┌──
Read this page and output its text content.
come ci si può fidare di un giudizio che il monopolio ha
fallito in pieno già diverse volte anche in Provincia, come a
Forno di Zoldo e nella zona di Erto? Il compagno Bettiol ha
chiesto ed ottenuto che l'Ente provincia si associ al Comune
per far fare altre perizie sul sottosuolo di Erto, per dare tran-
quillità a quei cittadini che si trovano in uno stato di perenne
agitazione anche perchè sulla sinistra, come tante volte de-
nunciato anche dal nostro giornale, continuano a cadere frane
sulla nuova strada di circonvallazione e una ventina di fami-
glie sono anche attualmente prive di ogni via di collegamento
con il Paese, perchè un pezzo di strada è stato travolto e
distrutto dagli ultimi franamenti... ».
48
└──
▶ **WRITTEN TASK**: Using the records above, pull out each line where the word "perchè" occurs.

▶ **OUTPUT FOR THIS EXERCISE**:
agitazione anche perchè sulla sinistra, come tante volte de-
con il Paese, perchè un pezzo di strada è stato travolto e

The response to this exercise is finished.